Goal. Each of the entries should be retyped precisely as it appears.

Information supplied.
──────────
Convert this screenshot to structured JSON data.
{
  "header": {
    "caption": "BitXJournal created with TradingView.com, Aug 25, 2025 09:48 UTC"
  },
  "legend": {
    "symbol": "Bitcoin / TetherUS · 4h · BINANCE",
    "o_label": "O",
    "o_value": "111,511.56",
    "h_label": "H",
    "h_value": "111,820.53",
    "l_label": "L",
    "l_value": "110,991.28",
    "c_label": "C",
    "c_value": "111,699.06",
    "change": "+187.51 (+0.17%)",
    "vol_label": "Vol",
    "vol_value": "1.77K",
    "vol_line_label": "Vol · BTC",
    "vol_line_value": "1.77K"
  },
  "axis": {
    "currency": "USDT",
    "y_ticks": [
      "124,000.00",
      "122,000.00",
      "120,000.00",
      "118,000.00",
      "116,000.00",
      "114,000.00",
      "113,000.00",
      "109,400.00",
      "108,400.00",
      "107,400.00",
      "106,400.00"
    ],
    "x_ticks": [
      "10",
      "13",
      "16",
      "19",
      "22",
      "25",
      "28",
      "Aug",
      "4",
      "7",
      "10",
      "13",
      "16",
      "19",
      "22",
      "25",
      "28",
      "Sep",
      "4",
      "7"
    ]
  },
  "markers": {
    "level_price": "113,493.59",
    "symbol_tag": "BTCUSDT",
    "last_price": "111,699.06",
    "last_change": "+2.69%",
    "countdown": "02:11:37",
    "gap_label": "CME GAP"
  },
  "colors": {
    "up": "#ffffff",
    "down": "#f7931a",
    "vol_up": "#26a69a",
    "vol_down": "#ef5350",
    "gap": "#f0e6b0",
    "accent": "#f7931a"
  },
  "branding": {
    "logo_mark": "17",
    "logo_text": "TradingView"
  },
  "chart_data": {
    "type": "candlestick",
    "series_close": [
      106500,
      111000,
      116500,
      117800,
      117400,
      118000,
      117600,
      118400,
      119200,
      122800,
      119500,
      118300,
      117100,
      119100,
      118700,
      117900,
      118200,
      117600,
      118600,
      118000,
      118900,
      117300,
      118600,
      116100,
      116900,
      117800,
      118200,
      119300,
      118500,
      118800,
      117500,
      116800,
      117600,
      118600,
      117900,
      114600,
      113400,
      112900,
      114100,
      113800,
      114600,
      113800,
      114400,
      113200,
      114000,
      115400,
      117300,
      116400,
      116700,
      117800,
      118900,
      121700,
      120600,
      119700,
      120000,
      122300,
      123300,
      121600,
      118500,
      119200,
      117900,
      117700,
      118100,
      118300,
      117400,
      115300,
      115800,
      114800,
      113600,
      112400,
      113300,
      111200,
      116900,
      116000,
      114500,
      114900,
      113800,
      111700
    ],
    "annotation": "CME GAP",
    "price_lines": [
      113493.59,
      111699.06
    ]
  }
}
──────────
Solution to this exercise.
Convert this screenshot to structured JSON data.
{
  "header": {
    "caption": "BitXJournal created with TradingView.com, Aug 25, 2025 09:48 UTC"
  },
  "legend": {
    "symbol": "Bitcoin / TetherUS · 4h · BINANCE",
    "o_label": "O",
    "o_value": "111,511.56",
    "h_label": "H",
    "h_value": "111,820.53",
    "l_label": "L",
    "l_value": "110,991.28",
    "c_label": "C",
    "c_value": "111,699.06",
    "change": "+187.51 (+0.17%)",
    "vol_label": "Vol",
    "vol_value": "1.77K",
    "vol_line_label": "Vol · BTC",
    "vol_line_value": "1.77K"
  },
  "axis": {
    "currency": "USDT",
    "y_ticks": [
      "124,000.00",
      "122,000.00",
      "120,000.00",
      "118,000.00",
      "116,000.00",
      "114,000.00",
      "113,000.00",
      "109,400.00",
      "108,400.00",
      "107,400.00",
      "106,400.00"
    ],
    "x_ticks": [
      "10",
      "13",
      "16",
      "19",
      "22",
      "25",
      "28",
      "Aug",
      "4",
      "7",
      "10",
      "13",
      "16",
      "19",
      "22",
      "25",
      "28",
      "Sep",
      "4",
      "7"
    ]
  },
  "markers": {
    "level_price": "113,493.59",
    "symbol_tag": "BTCUSDT",
    "last_price": "111,699.06",
    "last_change": "+2.69%",
    "countdown": "02:11:37",
    "gap_label": "CME GAP"
  },
  "colors": {
    "up": "#ffffff",
    "down": "#f7931a",
    "vol_up": "#26a69a",
    "vol_down": "#ef5350",
    "gap": "#f0e6b0",
    "accent": "#f7931a"
  },
  "branding": {
    "logo_mark": "17",
    "logo_text": "TradingView"
  },
  "chart_data": {
    "type": "candlestick",
    "series_close": [
      106500,
      111000,
      116500,
      117800,
      117400,
      118000,
      117600,
      118400,
      119200,
      122800,
      119500,
      118300,
      117100,
      119100,
      118700,
      117900,
      118200,
      117600,
      118600,
      118000,
      118900,
      117300,
      118600,
      116100,
      116900,
      117800,
      118200,
      119300,
      118500,
      118800,
      117500,
      116800,
      117600,
      118600,
      117900,
      114600,
      113400,
      112900,
      114100,
      113800,
      114600,
      113800,
      114400,
      113200,
      114000,
      115400,
      117300,
      116400,
      116700,
      117800,
      118900,
      121700,
      120600,
      119700,
      120000,
      122300,
      123300,
      121600,
      118500,
      119200,
      117900,
      117700,
      118100,
      118300,
      117400,
      115300,
      115800,
      114800,
      113600,
      112400,
      113300,
      111200,
      116900,
      116000,
      114500,
      114900,
      113800,
      111700
    ],
    "annotation": "CME GAP",
    "price_lines": [
      113493.59,
      111699.06
    ]
  }
}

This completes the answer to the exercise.